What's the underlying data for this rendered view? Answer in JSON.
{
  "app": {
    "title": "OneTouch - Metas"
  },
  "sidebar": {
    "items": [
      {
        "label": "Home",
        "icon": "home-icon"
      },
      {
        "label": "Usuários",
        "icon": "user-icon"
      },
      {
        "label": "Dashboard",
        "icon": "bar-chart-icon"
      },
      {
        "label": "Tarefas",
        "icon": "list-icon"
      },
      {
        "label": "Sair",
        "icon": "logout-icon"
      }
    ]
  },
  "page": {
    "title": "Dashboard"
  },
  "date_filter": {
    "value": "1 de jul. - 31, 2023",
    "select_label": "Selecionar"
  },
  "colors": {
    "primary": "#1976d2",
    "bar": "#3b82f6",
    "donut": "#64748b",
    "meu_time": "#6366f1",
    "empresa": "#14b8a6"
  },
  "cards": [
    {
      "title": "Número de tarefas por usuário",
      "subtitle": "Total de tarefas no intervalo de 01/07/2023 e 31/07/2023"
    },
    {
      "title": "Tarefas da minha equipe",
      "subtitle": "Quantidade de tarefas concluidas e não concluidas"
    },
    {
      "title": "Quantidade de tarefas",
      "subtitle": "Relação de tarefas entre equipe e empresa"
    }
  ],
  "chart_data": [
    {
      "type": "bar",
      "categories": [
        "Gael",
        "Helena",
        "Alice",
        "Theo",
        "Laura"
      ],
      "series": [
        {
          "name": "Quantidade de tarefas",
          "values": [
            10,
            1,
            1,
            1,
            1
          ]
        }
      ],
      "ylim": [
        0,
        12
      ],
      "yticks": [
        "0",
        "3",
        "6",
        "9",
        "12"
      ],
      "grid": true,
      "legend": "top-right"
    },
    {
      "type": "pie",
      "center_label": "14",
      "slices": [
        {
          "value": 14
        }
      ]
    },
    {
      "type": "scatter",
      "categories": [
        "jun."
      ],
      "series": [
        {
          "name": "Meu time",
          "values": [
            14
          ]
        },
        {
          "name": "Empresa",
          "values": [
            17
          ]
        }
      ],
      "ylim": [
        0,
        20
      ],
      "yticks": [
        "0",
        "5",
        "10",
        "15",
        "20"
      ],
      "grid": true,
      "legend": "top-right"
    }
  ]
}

**EXERCISE BRIEF:** Extract the entries above verbatim.

**OUTPUT OF THE TASK:**
What's the underlying data for this rendered view? Answer in JSON.
{
  "app": {
    "title": "OneTouch - Metas"
  },
  "sidebar": {
    "items": [
      {
        "label": "Home",
        "icon": "home-icon"
      },
      {
        "label": "Usuários",
        "icon": "user-icon"
      },
      {
        "label": "Dashboard",
        "icon": "bar-chart-icon"
      },
      {
        "label": "Tarefas",
        "icon": "list-icon"
      },
      {
        "label": "Sair",
        "icon": "logout-icon"
      }
    ]
  },
  "page": {
    "title": "Dashboard"
  },
  "date_filter": {
    "value": "1 de jul. - 31, 2023",
    "select_label": "Selecionar"
  },
  "colors": {
    "primary": "#1976d2",
    "bar": "#3b82f6",
    "donut": "#64748b",
    "meu_time": "#6366f1",
    "empresa": "#14b8a6"
  },
  "cards": [
    {
      "title": "Número de tarefas por usuário",
      "subtitle": "Total de tarefas no intervalo de 01/07/2023 e 31/07/2023"
    },
    {
      "title": "Tarefas da minha equipe",
      "subtitle": "Quantidade de tarefas concluidas e não concluidas"
    },
    {
      "title": "Quantidade de tarefas",
      "subtitle": "Relação de tarefas entre equipe e empresa"
    }
  ],
  "chart_data": [
    {
      "type": "bar",
      "categories": [
        "Gael",
        "Helena",
        "Alice",
        "Theo",
        "Laura"
      ],
      "series": [
        {
          "name": "Quantidade de tarefas",
          "values": [
            10,
            1,
            1,
            1,
            1
          ]
        }
      ],
      "ylim": [
        0,
        12
      ],
      "yticks": [
        "0",
        "3",
        "6",
        "9",
        "12"
      ],
      "grid": true,
      "legend": "top-right"
    },
    {
      "type": "pie",
      "center_label": "14",
      "slices": [
        {
          "value": 14
        }
      ]
    },
    {
      "type": "scatter",
      "categories": [
        "jun."
      ],
      "series": [
        {
          "name": "Meu time",
          "values": [
            14
          ]
        },
        {
          "name": "Empresa",
          "values": [
            17
          ]
        }
      ],
      "ylim": [
        0,
        20
      ],
      "yticks": [
        "0",
        "5",
        "10",
        "15",
        "20"
      ],
      "grid": true,
      "legend": "top-right"
    }
  ]
}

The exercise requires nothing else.